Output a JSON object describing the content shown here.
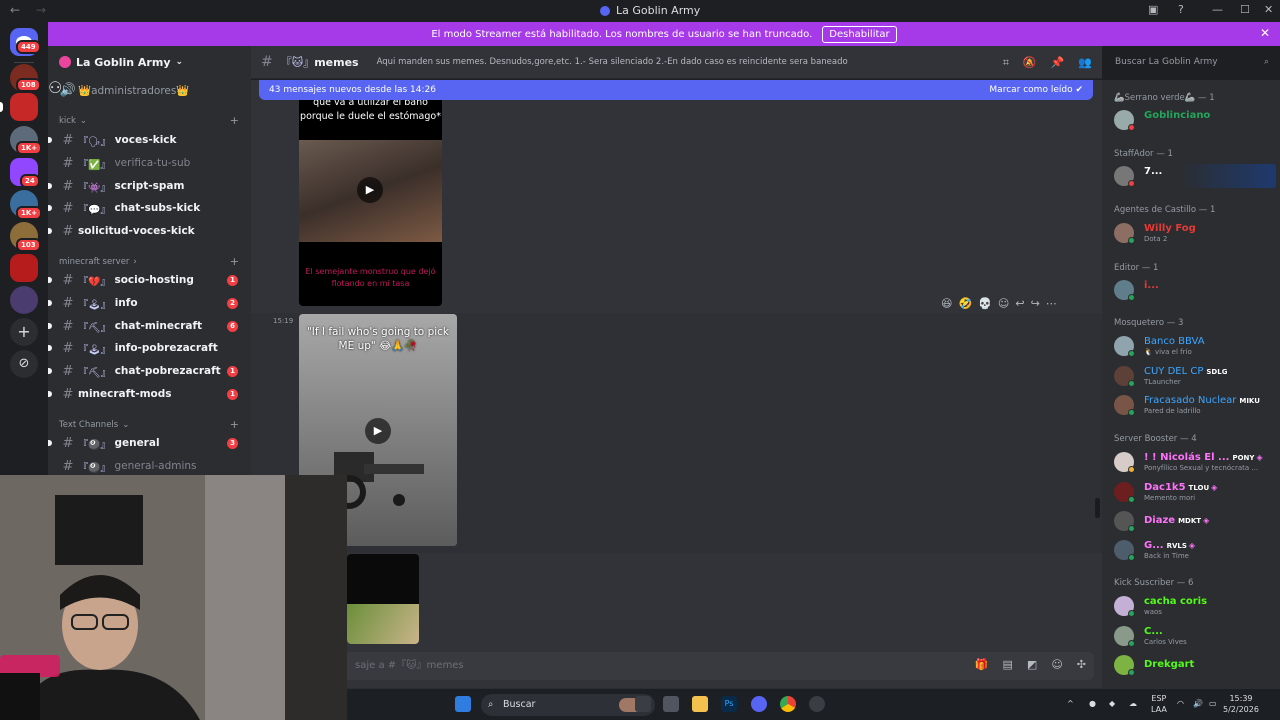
{
  "titlebar": {
    "title": "La Goblin Army",
    "back": "←",
    "forward": "→"
  },
  "server_rail": {
    "home_badge": "449",
    "badges": [
      "108",
      "1K+",
      "24",
      "1K+",
      "103"
    ]
  },
  "banner": {
    "text": "El modo Streamer está habilitado. Los nombres de usuario se han truncado.",
    "button": "Deshabilitar",
    "close": "✕"
  },
  "guild": {
    "name": "La Goblin Army"
  },
  "channels": {
    "top_item": "👑administradores👑",
    "categories": [
      {
        "name": "kick",
        "chevron": "⌄"
      },
      {
        "name": "minecraft server",
        "chevron": "›"
      },
      {
        "name": "Text Channels",
        "chevron": "⌄"
      }
    ],
    "items": [
      {
        "prefix": "『🗣』",
        "name": "voces-kick",
        "badge": "",
        "muted": false
      },
      {
        "prefix": "『✅』",
        "name": "verifica-tu-sub",
        "badge": "",
        "muted": true
      },
      {
        "prefix": "『👾』",
        "name": "script-spam",
        "badge": "",
        "muted": false
      },
      {
        "prefix": "『💬』",
        "name": "chat-subs-kick",
        "badge": "",
        "muted": false
      },
      {
        "prefix": "",
        "name": "solicitud-voces-kick",
        "badge": "",
        "muted": false
      },
      {
        "prefix": "『💔』",
        "name": "socio-hosting",
        "badge": "1",
        "muted": false
      },
      {
        "prefix": "『🕹』",
        "name": "info",
        "badge": "2",
        "muted": false
      },
      {
        "prefix": "『⛏』",
        "name": "chat-minecraft",
        "badge": "6",
        "muted": false
      },
      {
        "prefix": "『🕹』",
        "name": "info-pobrezacraft",
        "badge": "",
        "muted": false
      },
      {
        "prefix": "『⛏』",
        "name": "chat-pobrezacraft",
        "badge": "1",
        "muted": false
      },
      {
        "prefix": "",
        "name": "minecraft-mods",
        "badge": "1",
        "muted": false
      },
      {
        "prefix": "『🎱』",
        "name": "general",
        "badge": "3",
        "muted": false
      },
      {
        "prefix": "『🎱』",
        "name": "general-admins",
        "badge": "",
        "muted": true
      }
    ]
  },
  "channel_header": {
    "prefix": "『🐱』",
    "name": "memes",
    "topic": "Aqui manden sus memes. Desnudos,gore,etc. 1.- Sera silenciado 2.-En dado caso es reincidente sera baneado"
  },
  "search": {
    "placeholder": "Buscar La Goblin Army"
  },
  "new_messages": {
    "text": "43 mensajes nuevos desde las 14:26",
    "action": "Marcar como leído"
  },
  "messages": {
    "first_caption": "que va a utilizar el baño porque le duele el estómago*",
    "first_overlay": "El semejante monstruo que dejó flotando en mi tasa",
    "timestamp": "15:19",
    "second_caption": "\"If I fail who's going to pick ME up\" 😂🙏🥀"
  },
  "composer": {
    "placeholder": "Enviar mensaje a #『🐱』memes",
    "visible_part": "saje a #『🐱』memes"
  },
  "members": {
    "groups": [
      {
        "role": "🦾Serrano verde🦾 — 1",
        "members": [
          {
            "name": "Goblinciano",
            "status": "",
            "color": "#23a55a"
          }
        ]
      },
      {
        "role": "StaffAdor — 1",
        "members": [
          {
            "name": "7...",
            "status": "",
            "color": "#ffffff"
          }
        ]
      },
      {
        "role": "Agentes de Castillo — 1",
        "members": [
          {
            "name": "Willy Fog",
            "status": "Dota 2",
            "color": "#e53935"
          }
        ]
      },
      {
        "role": "Editor — 1",
        "members": [
          {
            "name": "i...",
            "status": "",
            "color": "#e53935"
          }
        ]
      },
      {
        "role": "Mosquetero — 3",
        "members": [
          {
            "name": "Banco BBVA",
            "status": "🐧 viva el frío",
            "color": "#3ea6ff"
          },
          {
            "name": "CUY DEL CP",
            "tag": "SDLG",
            "status": "TLauncher",
            "color": "#3ea6ff"
          },
          {
            "name": "Fracasado Nuclear",
            "tag": "MIKU",
            "status": "Pared de ladrillo",
            "color": "#3ea6ff"
          }
        ]
      },
      {
        "role": "Server Booster — 4",
        "members": [
          {
            "name": "! ! Nicolás El ...",
            "tag": "PONY",
            "status": "Ponyfílico Sexual y tecnócrata ...",
            "color": "#ff73fa"
          },
          {
            "name": "Dac1k5",
            "tag": "TLOU",
            "status": "Memento mori",
            "color": "#ff73fa"
          },
          {
            "name": "Diaze",
            "tag": "MDKT",
            "status": "",
            "color": "#ff73fa"
          },
          {
            "name": "G...",
            "tag": "RVLS",
            "status": "Back in Time",
            "color": "#ff73fa"
          }
        ]
      },
      {
        "role": "Kick Suscriber — 6",
        "members": [
          {
            "name": "cacha coris",
            "status": "waos",
            "color": "#53fc18"
          },
          {
            "name": "C...",
            "status": "Carlos Vives",
            "color": "#53fc18"
          },
          {
            "name": "Drekgart",
            "status": "",
            "color": "#53fc18"
          }
        ]
      }
    ]
  },
  "taskbar": {
    "search": "Buscar",
    "lang": "ESP",
    "region": "LAA",
    "time": "15:39",
    "date": "5/2/2026"
  },
  "colors": {
    "accent": "#5865f2",
    "banner": "#a639e8",
    "badge": "#f23f43"
  }
}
+ + + + + + +
Exercise requirements:
The entries above should be reproduced exactly, without their pictures.

Full response:
Output a JSON object describing the content shown here.
{
  "titlebar": {
    "title": "La Goblin Army",
    "back": "←",
    "forward": "→"
  },
  "server_rail": {
    "home_badge": "449",
    "badges": [
      "108",
      "1K+",
      "24",
      "1K+",
      "103"
    ]
  },
  "banner": {
    "text": "El modo Streamer está habilitado. Los nombres de usuario se han truncado.",
    "button": "Deshabilitar",
    "close": "✕"
  },
  "guild": {
    "name": "La Goblin Army"
  },
  "channels": {
    "top_item": "👑administradores👑",
    "categories": [
      {
        "name": "kick",
        "chevron": "⌄"
      },
      {
        "name": "minecraft server",
        "chevron": "›"
      },
      {
        "name": "Text Channels",
        "chevron": "⌄"
      }
    ],
    "items": [
      {
        "prefix": "『🗣』",
        "name": "voces-kick",
        "badge": "",
        "muted": false
      },
      {
        "prefix": "『✅』",
        "name": "verifica-tu-sub",
        "badge": "",
        "muted": true
      },
      {
        "prefix": "『👾』",
        "name": "script-spam",
        "badge": "",
        "muted": false
      },
      {
        "prefix": "『💬』",
        "name": "chat-subs-kick",
        "badge": "",
        "muted": false
      },
      {
        "prefix": "",
        "name": "solicitud-voces-kick",
        "badge": "",
        "muted": false
      },
      {
        "prefix": "『💔』",
        "name": "socio-hosting",
        "badge": "1",
        "muted": false
      },
      {
        "prefix": "『🕹』",
        "name": "info",
        "badge": "2",
        "muted": false
      },
      {
        "prefix": "『⛏』",
        "name": "chat-minecraft",
        "badge": "6",
        "muted": false
      },
      {
        "prefix": "『🕹』",
        "name": "info-pobrezacraft",
        "badge": "",
        "muted": false
      },
      {
        "prefix": "『⛏』",
        "name": "chat-pobrezacraft",
        "badge": "1",
        "muted": false
      },
      {
        "prefix": "",
        "name": "minecraft-mods",
        "badge": "1",
        "muted": false
      },
      {
        "prefix": "『🎱』",
        "name": "general",
        "badge": "3",
        "muted": false
      },
      {
        "prefix": "『🎱』",
        "name": "general-admins",
        "badge": "",
        "muted": true
      }
    ]
  },
  "channel_header": {
    "prefix": "『🐱』",
    "name": "memes",
    "topic": "Aqui manden sus memes. Desnudos,gore,etc. 1.- Sera silenciado 2.-En dado caso es reincidente sera baneado"
  },
  "search": {
    "placeholder": "Buscar La Goblin Army"
  },
  "new_messages": {
    "text": "43 mensajes nuevos desde las 14:26",
    "action": "Marcar como leído"
  },
  "messages": {
    "first_caption": "que va a utilizar el baño porque le duele el estómago*",
    "first_overlay": "El semejante monstruo que dejó flotando en mi tasa",
    "timestamp": "15:19",
    "second_caption": "\"If I fail who's going to pick ME up\" 😂🙏🥀"
  },
  "composer": {
    "placeholder": "Enviar mensaje a #『🐱』memes",
    "visible_part": "saje a #『🐱』memes"
  },
  "members": {
    "groups": [
      {
        "role": "🦾Serrano verde🦾 — 1",
        "members": [
          {
            "name": "Goblinciano",
            "status": "",
            "color": "#23a55a"
          }
        ]
      },
      {
        "role": "StaffAdor — 1",
        "members": [
          {
            "name": "7...",
            "status": "",
            "color": "#ffffff"
          }
        ]
      },
      {
        "role": "Agentes de Castillo — 1",
        "members": [
          {
            "name": "Willy Fog",
            "status": "Dota 2",
            "color": "#e53935"
          }
        ]
      },
      {
        "role": "Editor — 1",
        "members": [
          {
            "name": "i...",
            "status": "",
            "color": "#e53935"
          }
        ]
      },
      {
        "role": "Mosquetero — 3",
        "members": [
          {
            "name": "Banco BBVA",
            "status": "🐧 viva el frío",
            "color": "#3ea6ff"
          },
          {
            "name": "CUY DEL CP",
            "tag": "SDLG",
            "status": "TLauncher",
            "color": "#3ea6ff"
          },
          {
            "name": "Fracasado Nuclear",
            "tag": "MIKU",
            "status": "Pared de ladrillo",
            "color": "#3ea6ff"
          }
        ]
      },
      {
        "role": "Server Booster — 4",
        "members": [
          {
            "name": "! ! Nicolás El ...",
            "tag": "PONY",
            "status": "Ponyfílico Sexual y tecnócrata ...",
            "color": "#ff73fa"
          },
          {
            "name": "Dac1k5",
            "tag": "TLOU",
            "status": "Memento mori",
            "color": "#ff73fa"
          },
          {
            "name": "Diaze",
            "tag": "MDKT",
            "status": "",
            "color": "#ff73fa"
          },
          {
            "name": "G...",
            "tag": "RVLS",
            "status": "Back in Time",
            "color": "#ff73fa"
          }
        ]
      },
      {
        "role": "Kick Suscriber — 6",
        "members": [
          {
            "name": "cacha coris",
            "status": "waos",
            "color": "#53fc18"
          },
          {
            "name": "C...",
            "status": "Carlos Vives",
            "color": "#53fc18"
          },
          {
            "name": "Drekgart",
            "status": "",
            "color": "#53fc18"
          }
        ]
      }
    ]
  },
  "taskbar": {
    "search": "Buscar",
    "lang": "ESP",
    "region": "LAA",
    "time": "15:39",
    "date": "5/2/2026"
  },
  "colors": {
    "accent": "#5865f2",
    "banner": "#a639e8",
    "badge": "#f23f43"
  }
}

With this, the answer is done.